Task: Determine the number of lines that contain the word "významná", then state that number and nothing more.

### Input ###

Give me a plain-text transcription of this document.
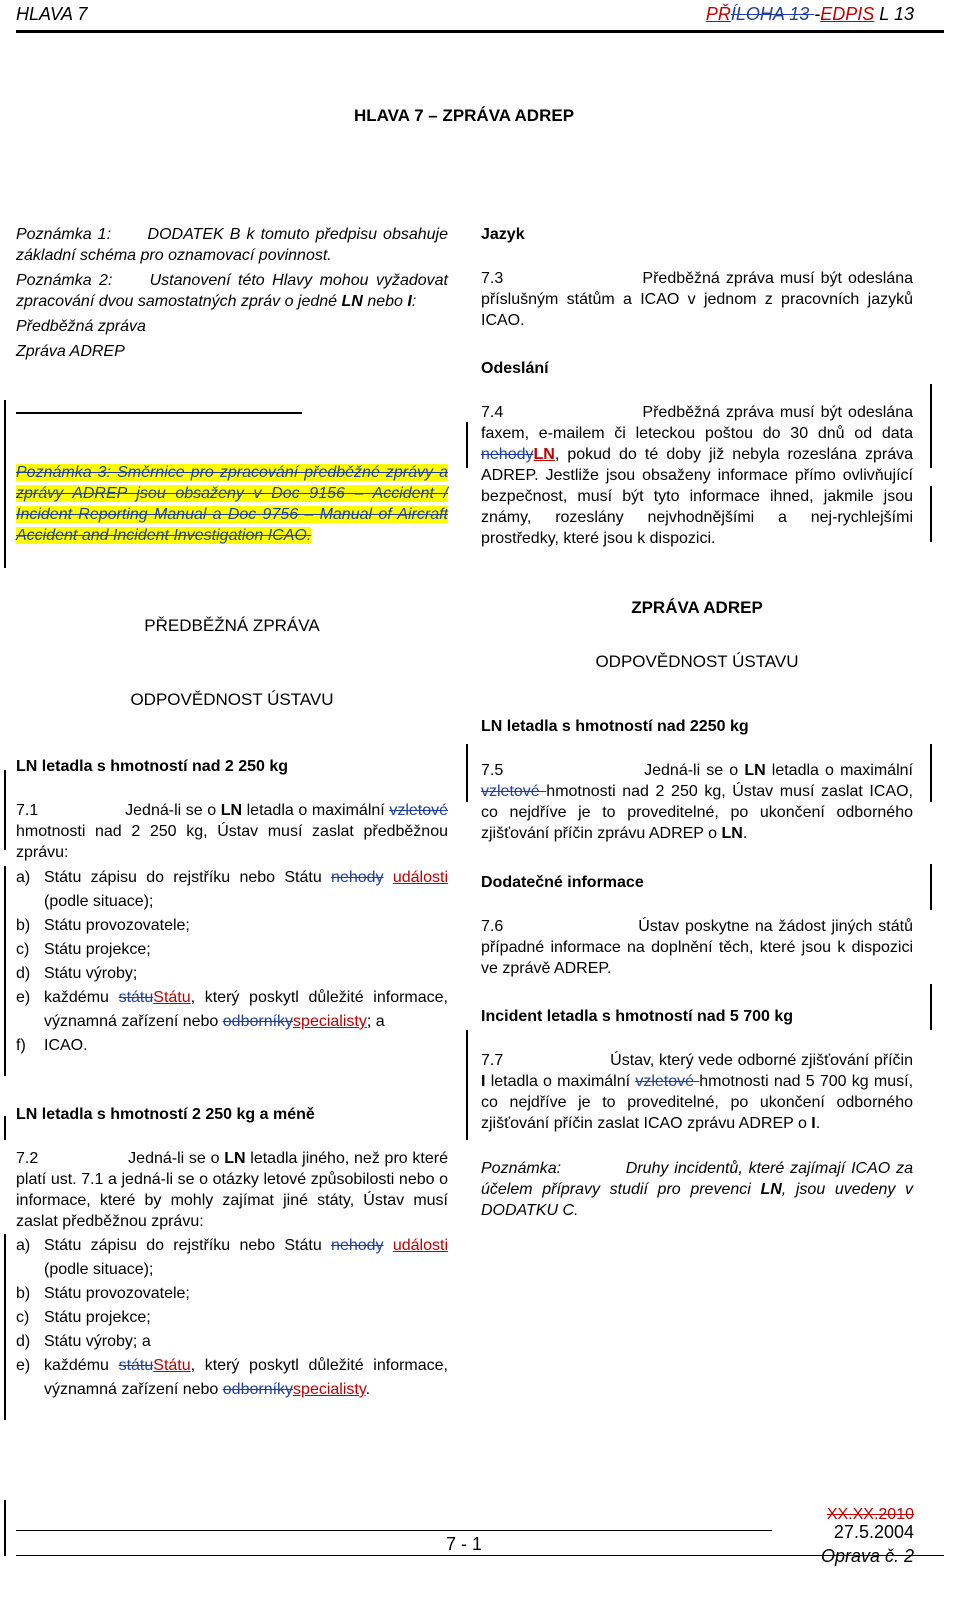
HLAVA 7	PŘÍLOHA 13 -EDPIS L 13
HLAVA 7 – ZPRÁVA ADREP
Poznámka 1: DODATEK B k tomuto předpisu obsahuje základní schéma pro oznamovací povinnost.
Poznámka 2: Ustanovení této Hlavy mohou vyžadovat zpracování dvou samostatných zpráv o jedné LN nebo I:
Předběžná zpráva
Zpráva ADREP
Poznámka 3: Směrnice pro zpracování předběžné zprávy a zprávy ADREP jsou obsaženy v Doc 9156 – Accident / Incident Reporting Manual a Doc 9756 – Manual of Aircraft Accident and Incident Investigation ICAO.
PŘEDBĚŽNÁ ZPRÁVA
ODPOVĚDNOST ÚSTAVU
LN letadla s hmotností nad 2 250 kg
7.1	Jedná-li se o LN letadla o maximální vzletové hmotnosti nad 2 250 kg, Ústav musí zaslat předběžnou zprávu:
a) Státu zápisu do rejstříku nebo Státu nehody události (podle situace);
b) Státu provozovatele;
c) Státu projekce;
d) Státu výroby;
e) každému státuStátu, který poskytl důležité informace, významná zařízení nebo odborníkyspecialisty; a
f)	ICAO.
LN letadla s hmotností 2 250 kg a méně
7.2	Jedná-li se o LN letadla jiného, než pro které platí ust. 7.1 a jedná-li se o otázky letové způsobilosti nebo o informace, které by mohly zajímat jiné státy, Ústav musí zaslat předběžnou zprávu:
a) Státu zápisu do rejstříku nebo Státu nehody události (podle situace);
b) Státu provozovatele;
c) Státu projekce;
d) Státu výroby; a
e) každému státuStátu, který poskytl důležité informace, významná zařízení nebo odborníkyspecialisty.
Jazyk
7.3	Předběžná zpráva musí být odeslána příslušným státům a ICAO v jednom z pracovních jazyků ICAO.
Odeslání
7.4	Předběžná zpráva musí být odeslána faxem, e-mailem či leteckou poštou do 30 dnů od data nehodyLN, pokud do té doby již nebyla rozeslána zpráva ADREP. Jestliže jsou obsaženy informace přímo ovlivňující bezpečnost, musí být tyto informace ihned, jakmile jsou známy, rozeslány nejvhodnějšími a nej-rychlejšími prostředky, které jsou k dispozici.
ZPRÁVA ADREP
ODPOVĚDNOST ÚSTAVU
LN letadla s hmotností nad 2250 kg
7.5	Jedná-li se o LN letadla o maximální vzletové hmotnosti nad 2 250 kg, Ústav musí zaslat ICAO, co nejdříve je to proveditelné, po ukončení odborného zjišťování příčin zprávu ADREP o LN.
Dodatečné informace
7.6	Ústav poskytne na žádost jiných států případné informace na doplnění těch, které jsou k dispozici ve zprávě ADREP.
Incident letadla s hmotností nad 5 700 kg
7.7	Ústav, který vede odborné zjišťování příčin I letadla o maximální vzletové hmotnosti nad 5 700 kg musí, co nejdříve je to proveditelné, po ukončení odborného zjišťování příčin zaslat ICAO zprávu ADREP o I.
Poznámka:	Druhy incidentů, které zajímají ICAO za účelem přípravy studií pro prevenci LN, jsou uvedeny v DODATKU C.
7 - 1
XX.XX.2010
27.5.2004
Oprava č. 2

###

Output below: 2